Records from a data collection:
# # # #
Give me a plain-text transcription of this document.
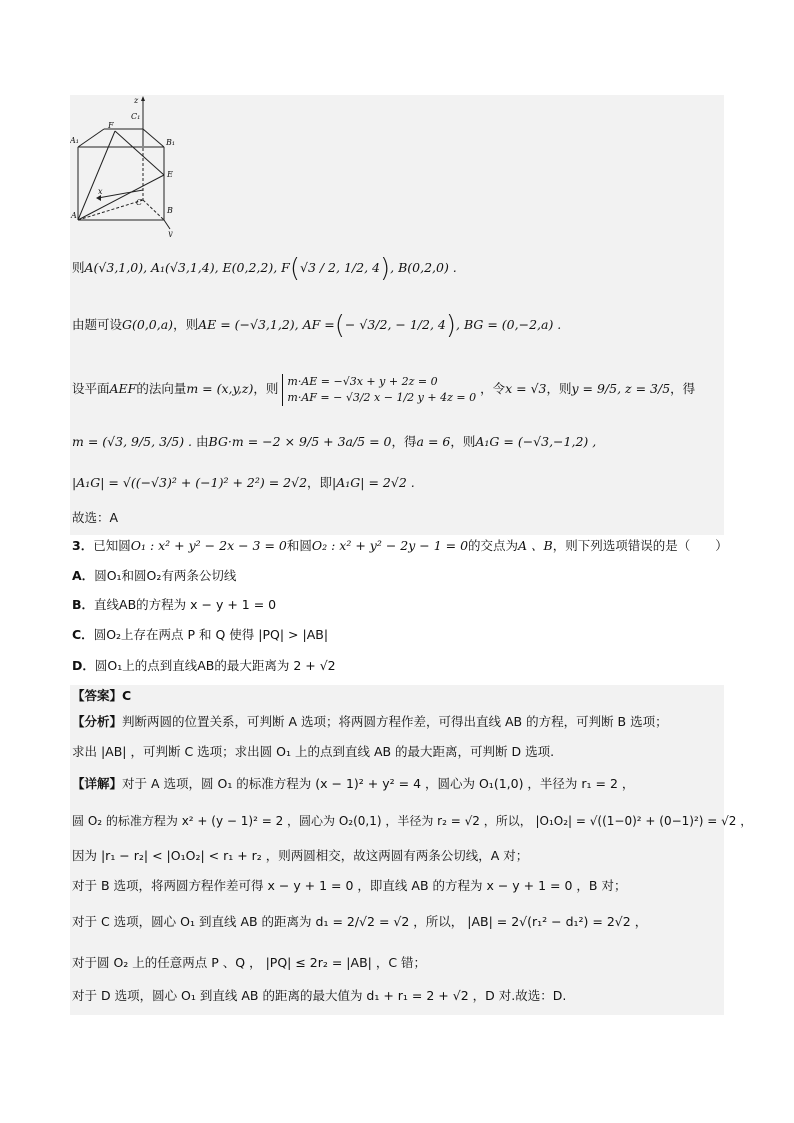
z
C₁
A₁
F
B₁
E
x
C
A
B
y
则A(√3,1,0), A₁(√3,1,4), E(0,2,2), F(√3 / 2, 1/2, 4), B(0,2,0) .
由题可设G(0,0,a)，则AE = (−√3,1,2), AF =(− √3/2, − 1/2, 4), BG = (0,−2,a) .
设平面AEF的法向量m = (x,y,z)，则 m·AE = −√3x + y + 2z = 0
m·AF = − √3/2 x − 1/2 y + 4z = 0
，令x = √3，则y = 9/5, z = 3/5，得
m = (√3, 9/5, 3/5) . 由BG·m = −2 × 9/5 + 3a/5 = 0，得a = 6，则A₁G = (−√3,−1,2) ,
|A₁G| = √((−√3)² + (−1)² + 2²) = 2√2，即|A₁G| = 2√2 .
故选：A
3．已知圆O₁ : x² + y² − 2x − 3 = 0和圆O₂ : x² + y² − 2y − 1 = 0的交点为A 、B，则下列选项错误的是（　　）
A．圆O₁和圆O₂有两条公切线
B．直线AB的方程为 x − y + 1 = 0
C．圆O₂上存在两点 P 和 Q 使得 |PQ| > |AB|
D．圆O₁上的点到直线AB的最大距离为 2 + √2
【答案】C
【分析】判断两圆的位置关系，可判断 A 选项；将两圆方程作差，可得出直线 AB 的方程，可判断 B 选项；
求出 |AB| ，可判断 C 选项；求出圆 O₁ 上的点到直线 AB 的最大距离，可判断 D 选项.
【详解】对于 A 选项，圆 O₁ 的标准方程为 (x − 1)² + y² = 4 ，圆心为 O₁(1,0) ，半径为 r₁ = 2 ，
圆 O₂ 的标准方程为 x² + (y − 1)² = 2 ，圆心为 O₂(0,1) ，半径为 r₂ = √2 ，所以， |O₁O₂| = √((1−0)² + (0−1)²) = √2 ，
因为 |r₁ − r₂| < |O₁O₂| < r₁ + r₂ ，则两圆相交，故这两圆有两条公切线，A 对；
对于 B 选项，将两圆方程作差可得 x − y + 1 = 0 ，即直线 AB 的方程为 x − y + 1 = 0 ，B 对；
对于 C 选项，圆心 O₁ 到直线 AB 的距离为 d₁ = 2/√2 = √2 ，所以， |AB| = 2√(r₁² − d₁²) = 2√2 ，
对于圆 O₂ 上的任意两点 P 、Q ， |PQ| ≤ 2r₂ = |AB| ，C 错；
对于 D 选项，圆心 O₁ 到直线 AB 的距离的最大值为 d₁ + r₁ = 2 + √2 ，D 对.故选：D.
# # # #
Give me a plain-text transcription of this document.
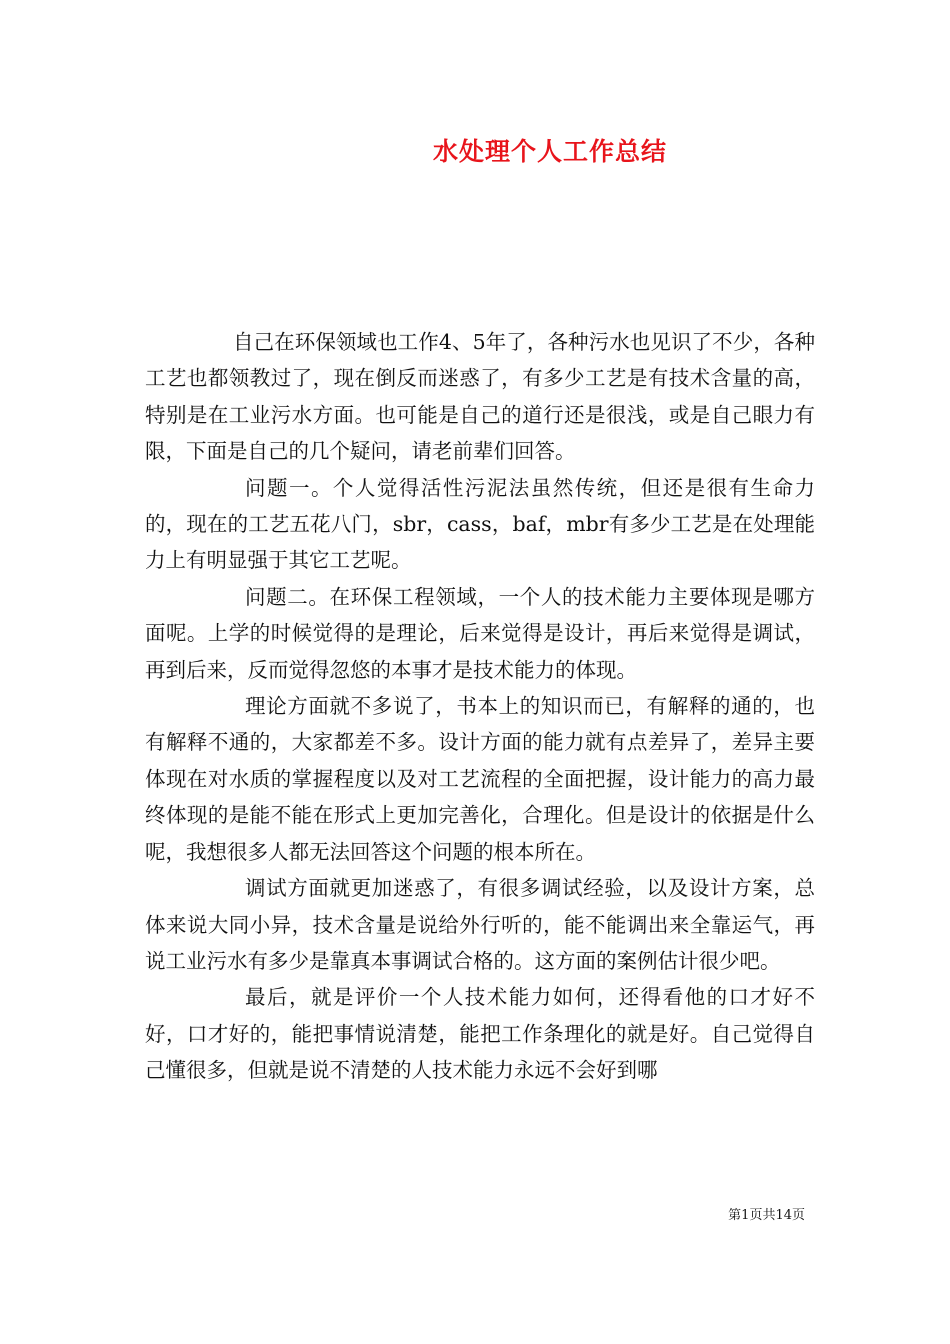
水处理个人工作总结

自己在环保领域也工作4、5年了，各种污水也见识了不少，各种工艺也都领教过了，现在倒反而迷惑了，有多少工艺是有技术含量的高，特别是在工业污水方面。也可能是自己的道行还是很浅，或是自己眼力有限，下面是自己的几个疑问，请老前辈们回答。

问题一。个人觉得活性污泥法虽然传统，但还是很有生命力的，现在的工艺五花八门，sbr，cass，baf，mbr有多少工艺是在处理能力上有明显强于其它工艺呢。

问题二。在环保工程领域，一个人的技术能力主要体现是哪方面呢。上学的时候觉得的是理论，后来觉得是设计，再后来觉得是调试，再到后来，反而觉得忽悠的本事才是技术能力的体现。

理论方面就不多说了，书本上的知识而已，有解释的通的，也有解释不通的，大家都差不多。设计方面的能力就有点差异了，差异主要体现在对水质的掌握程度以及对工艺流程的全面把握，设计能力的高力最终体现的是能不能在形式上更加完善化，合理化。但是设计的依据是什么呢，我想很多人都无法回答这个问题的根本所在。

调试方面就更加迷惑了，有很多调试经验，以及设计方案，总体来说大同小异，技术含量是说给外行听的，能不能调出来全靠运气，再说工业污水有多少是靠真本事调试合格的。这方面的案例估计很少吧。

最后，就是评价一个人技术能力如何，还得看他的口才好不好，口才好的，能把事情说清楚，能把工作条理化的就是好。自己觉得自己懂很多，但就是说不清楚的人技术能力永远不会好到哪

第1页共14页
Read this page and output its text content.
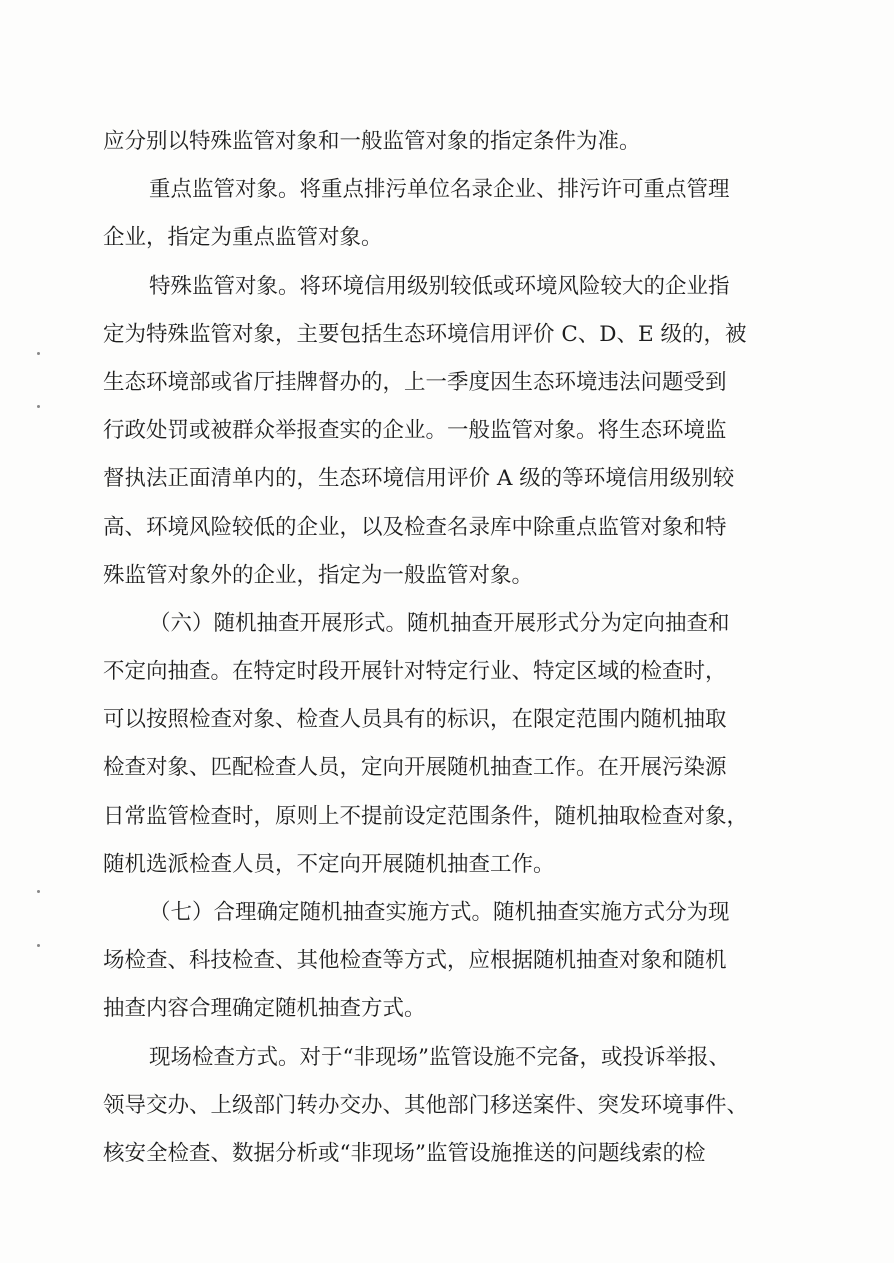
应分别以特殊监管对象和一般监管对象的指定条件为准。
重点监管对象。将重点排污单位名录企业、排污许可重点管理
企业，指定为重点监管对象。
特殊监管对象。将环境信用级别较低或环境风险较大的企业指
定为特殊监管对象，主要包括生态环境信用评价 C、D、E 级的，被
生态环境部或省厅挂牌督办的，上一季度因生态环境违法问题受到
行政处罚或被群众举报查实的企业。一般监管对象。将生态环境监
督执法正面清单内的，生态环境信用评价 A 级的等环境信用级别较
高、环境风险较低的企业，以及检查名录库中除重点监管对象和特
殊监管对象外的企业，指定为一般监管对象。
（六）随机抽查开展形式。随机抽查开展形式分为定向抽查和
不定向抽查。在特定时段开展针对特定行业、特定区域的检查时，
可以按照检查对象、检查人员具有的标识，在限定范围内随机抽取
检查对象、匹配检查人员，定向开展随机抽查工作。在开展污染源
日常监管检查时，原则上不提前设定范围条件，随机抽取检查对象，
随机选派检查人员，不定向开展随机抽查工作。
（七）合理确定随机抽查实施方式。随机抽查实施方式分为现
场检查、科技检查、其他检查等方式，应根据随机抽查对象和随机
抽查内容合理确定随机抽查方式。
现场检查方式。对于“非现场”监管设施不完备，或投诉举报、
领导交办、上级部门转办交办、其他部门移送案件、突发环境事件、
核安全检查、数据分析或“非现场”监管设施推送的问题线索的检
# # # #
Take every line that includes the string "O₁O₂" and copy it.

圆 O₂ 的标准方程为 x² + (y − 1)² = 2 ，圆心为 O₂(0,1) ，半径为 r₂ = √2 ，所以， |O₁O₂| = √((1−0)² + (0−1)²) = √2 ，
因为 |r₁ − r₂| < |O₁O₂| < r₁ + r₂ ，则两圆相交，故这两圆有两条公切线，A 对；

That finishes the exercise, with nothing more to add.